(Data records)
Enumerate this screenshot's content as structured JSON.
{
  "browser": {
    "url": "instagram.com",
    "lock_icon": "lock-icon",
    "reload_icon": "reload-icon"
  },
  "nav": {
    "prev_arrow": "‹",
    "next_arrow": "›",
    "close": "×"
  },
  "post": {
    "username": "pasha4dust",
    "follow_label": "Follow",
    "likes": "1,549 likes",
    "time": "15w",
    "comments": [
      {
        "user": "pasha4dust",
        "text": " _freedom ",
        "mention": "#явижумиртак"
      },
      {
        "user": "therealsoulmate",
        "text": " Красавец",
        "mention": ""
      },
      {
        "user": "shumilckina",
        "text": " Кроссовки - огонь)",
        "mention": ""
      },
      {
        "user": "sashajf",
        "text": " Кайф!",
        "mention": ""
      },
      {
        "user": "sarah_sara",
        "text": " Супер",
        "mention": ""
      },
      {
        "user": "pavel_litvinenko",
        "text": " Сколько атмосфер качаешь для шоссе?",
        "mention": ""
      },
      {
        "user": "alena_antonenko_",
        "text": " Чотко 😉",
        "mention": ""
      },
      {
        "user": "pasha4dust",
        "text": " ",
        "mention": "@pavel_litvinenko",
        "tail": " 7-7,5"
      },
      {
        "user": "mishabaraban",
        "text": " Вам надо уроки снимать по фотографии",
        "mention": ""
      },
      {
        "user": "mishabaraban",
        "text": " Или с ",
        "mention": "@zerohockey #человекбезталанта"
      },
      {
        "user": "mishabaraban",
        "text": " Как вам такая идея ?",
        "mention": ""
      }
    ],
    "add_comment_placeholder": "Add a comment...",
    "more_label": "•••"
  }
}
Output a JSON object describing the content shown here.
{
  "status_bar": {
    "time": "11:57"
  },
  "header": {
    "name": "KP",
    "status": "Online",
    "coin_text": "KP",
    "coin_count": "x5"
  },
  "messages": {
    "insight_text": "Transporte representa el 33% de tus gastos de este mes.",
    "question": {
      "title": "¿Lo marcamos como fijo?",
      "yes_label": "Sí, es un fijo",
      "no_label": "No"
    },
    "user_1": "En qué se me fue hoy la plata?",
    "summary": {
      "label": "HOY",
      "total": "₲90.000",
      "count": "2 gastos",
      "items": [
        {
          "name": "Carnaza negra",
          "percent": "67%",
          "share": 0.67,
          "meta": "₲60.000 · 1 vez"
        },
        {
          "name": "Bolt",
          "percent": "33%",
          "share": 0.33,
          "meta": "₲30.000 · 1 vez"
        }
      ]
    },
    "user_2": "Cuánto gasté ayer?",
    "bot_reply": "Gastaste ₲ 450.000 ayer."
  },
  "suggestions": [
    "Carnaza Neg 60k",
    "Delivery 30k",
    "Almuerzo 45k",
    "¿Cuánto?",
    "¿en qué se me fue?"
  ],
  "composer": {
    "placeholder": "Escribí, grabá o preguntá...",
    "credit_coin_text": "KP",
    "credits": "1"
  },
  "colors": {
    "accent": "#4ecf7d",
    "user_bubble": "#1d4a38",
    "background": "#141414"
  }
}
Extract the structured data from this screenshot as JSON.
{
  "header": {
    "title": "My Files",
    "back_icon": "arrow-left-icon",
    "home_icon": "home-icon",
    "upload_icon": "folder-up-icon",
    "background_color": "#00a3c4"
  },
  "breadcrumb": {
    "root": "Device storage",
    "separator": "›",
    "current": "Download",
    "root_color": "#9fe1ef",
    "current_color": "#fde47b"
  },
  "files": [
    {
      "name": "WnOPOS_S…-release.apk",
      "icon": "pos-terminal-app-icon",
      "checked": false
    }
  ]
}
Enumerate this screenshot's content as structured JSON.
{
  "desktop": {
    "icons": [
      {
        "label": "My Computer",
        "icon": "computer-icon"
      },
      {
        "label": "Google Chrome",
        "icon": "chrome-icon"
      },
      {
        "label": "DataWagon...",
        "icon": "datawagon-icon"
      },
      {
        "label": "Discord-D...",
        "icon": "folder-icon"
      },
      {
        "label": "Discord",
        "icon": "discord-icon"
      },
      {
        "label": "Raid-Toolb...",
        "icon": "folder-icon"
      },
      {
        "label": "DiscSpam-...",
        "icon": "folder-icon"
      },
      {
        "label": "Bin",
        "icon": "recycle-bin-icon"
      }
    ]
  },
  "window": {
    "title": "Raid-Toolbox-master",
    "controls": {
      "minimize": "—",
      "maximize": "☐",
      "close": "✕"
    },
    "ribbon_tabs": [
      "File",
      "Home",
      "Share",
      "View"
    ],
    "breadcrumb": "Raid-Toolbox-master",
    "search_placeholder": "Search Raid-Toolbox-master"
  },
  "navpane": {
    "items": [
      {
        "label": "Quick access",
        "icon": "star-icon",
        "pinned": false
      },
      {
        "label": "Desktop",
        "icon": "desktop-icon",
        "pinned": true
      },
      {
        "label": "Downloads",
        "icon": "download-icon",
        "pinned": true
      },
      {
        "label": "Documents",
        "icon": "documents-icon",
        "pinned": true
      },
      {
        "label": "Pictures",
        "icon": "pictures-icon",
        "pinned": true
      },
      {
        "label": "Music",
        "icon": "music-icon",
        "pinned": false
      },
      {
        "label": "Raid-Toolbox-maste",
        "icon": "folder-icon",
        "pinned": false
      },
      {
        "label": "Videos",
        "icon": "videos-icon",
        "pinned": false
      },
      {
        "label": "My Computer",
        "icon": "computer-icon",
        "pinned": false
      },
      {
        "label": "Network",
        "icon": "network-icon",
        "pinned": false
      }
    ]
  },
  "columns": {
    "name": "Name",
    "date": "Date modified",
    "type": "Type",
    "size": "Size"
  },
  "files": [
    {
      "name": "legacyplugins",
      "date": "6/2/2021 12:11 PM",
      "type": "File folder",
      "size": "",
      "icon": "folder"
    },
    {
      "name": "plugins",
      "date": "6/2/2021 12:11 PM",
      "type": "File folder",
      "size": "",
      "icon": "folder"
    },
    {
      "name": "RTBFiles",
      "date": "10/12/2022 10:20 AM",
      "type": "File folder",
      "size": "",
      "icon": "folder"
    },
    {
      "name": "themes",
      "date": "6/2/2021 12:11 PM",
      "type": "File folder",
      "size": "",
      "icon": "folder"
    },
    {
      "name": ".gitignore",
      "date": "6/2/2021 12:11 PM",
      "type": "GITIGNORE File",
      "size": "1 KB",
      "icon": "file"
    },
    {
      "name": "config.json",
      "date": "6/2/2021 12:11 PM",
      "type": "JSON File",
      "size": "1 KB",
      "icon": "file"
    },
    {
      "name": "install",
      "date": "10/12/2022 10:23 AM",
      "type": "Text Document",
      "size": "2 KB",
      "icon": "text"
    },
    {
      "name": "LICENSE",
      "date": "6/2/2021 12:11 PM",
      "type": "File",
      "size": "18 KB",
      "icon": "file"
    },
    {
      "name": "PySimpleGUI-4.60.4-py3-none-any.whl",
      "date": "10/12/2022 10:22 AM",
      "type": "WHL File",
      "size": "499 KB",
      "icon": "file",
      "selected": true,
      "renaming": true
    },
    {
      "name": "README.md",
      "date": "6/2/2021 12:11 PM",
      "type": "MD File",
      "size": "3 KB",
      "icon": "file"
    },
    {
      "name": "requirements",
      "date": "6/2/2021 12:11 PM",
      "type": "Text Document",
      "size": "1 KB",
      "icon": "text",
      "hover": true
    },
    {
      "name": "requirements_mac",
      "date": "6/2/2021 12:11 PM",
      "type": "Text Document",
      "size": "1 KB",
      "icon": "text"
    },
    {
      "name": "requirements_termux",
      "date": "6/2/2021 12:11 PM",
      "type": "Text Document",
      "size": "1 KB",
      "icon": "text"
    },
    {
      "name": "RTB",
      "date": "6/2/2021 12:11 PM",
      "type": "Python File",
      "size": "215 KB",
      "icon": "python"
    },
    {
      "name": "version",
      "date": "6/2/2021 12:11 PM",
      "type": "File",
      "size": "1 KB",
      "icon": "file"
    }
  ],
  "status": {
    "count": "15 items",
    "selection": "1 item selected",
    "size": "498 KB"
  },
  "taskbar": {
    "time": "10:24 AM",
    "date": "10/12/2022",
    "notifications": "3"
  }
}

Directive: Pull out each line containing the word "Raid" and copy it.

Output of the exercise:
        "label": "Raid-Toolb...",
    "title": "Raid-Toolbox-master",
    "breadcrumb": "Raid-Toolbox-master",
    "search_placeholder": "Search Raid-Toolbox-master"
        "label": "Raid-Toolbox-maste",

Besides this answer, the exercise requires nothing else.